### [ENTRIES SHOWN]
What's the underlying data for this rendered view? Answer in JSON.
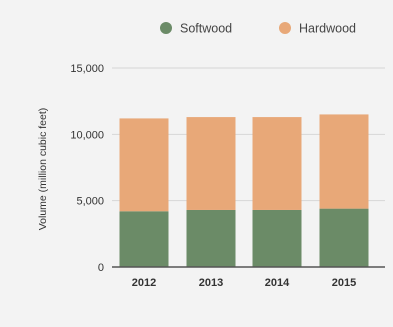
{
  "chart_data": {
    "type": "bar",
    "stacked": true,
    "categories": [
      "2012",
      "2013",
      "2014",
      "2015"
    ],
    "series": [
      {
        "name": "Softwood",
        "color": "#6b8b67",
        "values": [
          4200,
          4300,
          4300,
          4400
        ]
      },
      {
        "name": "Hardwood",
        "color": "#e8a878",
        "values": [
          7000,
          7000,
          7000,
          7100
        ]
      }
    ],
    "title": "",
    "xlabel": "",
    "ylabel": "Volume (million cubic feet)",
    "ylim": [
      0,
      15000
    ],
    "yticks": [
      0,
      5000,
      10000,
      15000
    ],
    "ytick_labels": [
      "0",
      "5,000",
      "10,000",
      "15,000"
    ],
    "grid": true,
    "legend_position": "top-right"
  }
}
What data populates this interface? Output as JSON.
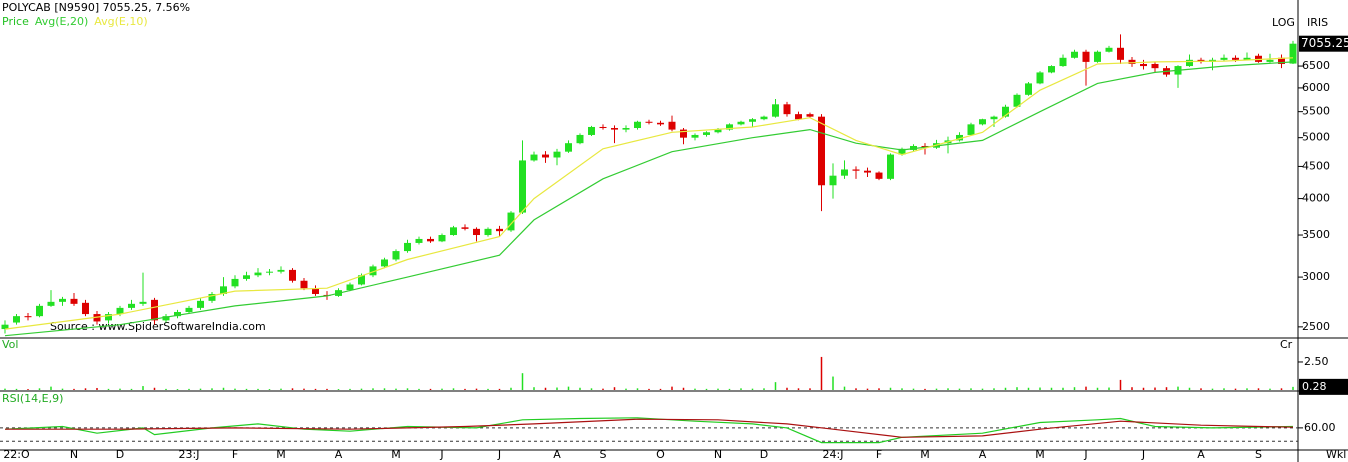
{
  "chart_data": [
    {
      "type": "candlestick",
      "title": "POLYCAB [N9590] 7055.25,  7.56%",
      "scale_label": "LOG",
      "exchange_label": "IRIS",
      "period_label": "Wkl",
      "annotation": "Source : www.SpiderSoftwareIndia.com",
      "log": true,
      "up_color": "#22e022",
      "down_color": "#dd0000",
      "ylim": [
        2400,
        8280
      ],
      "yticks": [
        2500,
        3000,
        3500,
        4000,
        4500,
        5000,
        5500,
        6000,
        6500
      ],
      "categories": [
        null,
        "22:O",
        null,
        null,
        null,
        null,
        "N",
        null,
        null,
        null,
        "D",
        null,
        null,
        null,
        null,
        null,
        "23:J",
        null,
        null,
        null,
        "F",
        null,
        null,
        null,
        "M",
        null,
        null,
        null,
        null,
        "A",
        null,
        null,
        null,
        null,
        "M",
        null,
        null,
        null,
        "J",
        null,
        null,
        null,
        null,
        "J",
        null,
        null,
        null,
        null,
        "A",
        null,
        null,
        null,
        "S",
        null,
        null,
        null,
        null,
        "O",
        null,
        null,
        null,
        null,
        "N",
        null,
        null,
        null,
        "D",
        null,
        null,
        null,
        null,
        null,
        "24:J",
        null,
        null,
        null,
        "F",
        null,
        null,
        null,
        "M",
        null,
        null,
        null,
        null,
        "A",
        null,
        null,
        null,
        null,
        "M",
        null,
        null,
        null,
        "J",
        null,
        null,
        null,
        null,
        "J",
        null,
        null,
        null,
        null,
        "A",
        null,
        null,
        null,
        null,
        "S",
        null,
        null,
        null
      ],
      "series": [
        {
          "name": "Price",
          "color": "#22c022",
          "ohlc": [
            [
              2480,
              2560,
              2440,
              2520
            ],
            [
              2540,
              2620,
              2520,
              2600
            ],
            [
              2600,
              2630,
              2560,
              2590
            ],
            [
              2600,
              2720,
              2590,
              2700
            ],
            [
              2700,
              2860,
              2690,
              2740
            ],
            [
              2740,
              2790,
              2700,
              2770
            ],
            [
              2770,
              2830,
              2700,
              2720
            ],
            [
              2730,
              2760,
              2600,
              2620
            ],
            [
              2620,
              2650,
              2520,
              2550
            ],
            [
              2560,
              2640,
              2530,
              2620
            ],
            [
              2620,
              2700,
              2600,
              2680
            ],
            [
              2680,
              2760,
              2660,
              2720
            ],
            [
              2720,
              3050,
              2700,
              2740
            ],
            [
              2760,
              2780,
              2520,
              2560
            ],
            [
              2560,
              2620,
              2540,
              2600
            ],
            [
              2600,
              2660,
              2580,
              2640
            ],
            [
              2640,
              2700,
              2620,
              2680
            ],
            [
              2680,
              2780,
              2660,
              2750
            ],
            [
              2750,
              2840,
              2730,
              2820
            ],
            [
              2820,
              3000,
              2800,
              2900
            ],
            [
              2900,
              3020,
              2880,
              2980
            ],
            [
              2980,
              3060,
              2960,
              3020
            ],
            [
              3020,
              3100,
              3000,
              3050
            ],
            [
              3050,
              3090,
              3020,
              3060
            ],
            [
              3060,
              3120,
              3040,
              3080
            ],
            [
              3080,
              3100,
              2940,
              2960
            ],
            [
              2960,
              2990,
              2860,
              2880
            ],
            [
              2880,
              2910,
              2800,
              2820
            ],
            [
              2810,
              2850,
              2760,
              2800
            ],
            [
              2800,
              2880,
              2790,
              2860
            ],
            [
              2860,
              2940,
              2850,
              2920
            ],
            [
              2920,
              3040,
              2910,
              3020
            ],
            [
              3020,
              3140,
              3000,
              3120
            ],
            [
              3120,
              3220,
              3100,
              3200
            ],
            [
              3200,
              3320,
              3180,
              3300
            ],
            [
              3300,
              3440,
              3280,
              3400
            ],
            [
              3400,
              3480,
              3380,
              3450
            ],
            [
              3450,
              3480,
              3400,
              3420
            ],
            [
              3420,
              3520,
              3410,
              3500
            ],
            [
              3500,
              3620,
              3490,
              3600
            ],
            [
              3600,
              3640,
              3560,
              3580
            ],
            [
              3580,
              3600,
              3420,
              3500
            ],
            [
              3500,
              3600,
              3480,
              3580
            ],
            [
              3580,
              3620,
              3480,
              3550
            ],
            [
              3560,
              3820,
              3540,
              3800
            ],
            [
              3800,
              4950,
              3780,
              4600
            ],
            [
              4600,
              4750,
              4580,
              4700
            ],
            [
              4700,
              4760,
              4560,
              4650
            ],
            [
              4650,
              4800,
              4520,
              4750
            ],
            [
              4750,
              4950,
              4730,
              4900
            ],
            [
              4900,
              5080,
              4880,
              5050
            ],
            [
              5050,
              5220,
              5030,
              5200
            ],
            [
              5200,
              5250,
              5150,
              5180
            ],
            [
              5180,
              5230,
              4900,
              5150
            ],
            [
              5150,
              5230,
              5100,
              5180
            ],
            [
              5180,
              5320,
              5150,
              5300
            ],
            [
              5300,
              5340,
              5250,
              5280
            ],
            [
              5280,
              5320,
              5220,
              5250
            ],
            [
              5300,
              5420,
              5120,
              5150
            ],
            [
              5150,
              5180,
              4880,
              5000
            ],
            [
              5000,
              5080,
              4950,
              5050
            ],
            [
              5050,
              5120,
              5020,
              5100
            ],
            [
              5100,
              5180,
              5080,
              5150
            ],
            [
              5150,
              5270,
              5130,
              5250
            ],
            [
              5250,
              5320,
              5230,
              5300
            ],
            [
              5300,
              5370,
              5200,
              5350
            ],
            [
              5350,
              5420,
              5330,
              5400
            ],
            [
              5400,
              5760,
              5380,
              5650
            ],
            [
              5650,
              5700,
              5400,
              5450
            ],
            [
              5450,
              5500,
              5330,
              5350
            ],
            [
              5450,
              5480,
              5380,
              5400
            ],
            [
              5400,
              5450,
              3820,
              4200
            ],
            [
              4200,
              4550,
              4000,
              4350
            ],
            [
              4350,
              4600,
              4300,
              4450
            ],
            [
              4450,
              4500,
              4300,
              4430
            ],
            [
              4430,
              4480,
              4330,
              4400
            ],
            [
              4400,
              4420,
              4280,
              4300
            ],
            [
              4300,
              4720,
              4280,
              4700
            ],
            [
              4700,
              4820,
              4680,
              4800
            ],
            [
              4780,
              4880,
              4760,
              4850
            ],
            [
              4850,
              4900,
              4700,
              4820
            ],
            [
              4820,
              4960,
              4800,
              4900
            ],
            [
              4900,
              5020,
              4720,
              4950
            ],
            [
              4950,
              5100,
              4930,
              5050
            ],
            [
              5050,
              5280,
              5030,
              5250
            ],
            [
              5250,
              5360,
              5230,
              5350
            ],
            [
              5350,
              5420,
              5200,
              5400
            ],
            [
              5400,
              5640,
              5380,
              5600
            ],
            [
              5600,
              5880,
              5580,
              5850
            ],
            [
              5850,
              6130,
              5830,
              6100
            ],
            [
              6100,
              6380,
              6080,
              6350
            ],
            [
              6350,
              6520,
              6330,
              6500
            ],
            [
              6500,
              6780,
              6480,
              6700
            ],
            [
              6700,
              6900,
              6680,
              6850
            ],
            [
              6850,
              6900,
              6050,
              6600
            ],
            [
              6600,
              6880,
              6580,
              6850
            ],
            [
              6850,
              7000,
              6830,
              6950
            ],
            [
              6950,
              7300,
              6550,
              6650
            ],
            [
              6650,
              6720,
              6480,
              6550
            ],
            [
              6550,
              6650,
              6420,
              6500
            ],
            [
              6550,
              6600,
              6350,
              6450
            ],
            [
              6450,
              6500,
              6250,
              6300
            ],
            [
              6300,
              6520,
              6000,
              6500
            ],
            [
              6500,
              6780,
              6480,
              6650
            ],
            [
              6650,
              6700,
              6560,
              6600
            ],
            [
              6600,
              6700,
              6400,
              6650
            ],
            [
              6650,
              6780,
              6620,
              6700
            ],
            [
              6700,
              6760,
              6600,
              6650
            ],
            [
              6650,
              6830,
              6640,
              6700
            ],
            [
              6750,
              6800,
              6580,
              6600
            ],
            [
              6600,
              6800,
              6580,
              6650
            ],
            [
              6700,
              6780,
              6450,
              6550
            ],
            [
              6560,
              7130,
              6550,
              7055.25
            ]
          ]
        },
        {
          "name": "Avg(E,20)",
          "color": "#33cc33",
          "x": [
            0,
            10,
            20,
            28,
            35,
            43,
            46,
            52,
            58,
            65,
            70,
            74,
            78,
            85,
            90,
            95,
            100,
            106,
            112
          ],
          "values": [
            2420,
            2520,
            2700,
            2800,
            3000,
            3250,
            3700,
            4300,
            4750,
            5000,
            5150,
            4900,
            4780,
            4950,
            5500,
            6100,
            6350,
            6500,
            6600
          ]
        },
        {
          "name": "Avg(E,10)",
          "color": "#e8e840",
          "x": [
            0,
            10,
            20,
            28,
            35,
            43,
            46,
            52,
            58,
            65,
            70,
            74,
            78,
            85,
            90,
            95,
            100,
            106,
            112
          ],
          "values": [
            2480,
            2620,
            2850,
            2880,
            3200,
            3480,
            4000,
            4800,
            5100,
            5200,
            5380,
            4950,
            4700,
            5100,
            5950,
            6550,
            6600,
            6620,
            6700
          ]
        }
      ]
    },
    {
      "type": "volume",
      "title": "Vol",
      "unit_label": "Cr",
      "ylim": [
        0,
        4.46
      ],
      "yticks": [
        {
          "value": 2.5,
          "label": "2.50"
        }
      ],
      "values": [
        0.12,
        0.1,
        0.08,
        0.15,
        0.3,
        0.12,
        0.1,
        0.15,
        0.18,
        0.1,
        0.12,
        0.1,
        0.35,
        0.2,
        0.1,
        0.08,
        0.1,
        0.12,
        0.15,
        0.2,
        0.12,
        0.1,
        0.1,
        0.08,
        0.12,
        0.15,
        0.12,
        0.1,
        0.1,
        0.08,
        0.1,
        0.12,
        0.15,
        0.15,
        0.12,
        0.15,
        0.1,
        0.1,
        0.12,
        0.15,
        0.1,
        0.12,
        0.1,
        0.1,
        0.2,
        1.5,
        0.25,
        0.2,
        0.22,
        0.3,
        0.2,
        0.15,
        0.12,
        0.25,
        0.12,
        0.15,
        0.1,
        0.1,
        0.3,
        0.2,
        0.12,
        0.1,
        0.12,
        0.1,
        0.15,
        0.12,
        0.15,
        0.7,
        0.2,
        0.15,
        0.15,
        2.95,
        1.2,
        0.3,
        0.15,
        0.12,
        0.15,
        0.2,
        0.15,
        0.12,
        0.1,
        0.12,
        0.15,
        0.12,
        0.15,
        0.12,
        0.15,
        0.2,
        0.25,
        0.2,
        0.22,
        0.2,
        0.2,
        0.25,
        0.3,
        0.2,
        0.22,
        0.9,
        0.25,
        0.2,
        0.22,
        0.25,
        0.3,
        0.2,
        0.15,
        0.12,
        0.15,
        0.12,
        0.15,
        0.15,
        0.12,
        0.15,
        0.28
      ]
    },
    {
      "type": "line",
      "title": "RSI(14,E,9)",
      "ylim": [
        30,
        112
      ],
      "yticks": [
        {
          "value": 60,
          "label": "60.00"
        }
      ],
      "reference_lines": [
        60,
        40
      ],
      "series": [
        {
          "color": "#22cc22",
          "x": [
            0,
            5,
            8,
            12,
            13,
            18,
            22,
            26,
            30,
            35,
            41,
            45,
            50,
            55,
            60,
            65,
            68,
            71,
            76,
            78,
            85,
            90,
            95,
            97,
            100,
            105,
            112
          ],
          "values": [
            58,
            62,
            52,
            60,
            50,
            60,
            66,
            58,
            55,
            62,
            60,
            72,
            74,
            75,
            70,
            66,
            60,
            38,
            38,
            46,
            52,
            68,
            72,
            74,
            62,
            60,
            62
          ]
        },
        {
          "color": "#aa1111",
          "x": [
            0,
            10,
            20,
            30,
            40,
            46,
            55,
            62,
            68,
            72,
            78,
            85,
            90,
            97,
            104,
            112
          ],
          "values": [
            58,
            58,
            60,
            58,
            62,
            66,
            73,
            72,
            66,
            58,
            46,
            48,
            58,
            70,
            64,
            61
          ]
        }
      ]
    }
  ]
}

...

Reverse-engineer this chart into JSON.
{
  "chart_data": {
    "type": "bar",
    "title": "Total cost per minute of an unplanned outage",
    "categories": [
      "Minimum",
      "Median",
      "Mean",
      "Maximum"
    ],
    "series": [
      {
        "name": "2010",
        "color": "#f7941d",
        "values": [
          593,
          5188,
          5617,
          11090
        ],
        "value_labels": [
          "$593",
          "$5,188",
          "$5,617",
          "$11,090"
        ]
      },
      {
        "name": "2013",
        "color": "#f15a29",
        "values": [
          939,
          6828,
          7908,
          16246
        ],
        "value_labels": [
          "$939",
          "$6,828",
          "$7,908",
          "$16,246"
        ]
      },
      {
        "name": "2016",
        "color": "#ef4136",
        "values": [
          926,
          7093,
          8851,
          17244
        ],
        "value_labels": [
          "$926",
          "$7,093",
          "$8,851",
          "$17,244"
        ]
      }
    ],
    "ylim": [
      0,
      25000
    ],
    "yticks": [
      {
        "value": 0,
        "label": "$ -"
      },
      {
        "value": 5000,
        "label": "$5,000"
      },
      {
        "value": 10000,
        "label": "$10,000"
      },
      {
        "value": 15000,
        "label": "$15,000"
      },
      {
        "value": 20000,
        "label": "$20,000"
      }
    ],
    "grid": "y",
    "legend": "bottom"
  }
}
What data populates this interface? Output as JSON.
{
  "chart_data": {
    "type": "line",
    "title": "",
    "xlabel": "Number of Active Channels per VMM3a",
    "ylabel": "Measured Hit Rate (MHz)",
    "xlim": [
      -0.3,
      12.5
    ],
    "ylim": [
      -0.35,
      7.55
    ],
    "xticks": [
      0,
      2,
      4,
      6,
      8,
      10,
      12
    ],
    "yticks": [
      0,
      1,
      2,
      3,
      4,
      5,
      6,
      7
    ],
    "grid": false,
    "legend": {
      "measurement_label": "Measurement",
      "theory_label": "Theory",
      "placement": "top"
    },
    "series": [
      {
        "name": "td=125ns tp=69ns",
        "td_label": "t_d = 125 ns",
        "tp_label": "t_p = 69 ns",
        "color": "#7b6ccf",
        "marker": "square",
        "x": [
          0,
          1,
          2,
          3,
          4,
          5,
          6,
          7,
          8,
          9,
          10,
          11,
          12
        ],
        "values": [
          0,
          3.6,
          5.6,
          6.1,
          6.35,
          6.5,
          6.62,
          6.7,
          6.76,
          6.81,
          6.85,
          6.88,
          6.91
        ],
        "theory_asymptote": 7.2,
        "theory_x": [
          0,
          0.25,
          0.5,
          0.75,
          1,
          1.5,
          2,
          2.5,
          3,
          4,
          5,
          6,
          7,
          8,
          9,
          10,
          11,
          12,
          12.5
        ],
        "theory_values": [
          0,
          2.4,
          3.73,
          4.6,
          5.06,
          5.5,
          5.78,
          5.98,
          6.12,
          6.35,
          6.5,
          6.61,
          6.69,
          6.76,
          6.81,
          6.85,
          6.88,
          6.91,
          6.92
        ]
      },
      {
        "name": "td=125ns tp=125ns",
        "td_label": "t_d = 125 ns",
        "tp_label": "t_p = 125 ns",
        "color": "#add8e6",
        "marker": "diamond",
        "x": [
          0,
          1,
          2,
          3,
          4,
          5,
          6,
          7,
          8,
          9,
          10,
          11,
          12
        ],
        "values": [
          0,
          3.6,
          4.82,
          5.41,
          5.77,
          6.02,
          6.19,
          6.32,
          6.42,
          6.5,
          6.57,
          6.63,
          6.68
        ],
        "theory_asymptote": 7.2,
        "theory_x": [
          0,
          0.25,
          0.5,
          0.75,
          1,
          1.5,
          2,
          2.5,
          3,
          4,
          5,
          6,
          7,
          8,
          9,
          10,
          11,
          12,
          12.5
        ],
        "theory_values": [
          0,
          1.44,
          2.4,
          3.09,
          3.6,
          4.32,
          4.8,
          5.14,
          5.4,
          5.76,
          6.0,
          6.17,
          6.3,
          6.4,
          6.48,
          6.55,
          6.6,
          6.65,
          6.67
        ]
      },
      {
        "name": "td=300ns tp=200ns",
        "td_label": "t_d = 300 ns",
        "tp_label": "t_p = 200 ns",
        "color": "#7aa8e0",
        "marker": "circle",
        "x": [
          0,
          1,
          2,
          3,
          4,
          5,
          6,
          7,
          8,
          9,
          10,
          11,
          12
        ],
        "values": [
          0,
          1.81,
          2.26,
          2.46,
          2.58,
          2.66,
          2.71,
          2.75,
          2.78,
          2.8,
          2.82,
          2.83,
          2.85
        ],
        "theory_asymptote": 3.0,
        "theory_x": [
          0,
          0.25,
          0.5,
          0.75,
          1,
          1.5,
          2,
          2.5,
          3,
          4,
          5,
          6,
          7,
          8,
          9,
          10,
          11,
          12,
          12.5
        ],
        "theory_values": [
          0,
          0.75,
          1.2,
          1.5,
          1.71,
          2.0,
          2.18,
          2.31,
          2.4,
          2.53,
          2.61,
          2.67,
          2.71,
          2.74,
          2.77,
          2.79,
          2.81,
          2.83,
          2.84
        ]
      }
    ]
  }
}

### [TASK PROMPT]
Show all lines from the data above in which the word "marker" appears.

### [ANSWER TO THIS EXERCISE]
        "marker": "square",
        "marker": "diamond",
        "marker": "circle",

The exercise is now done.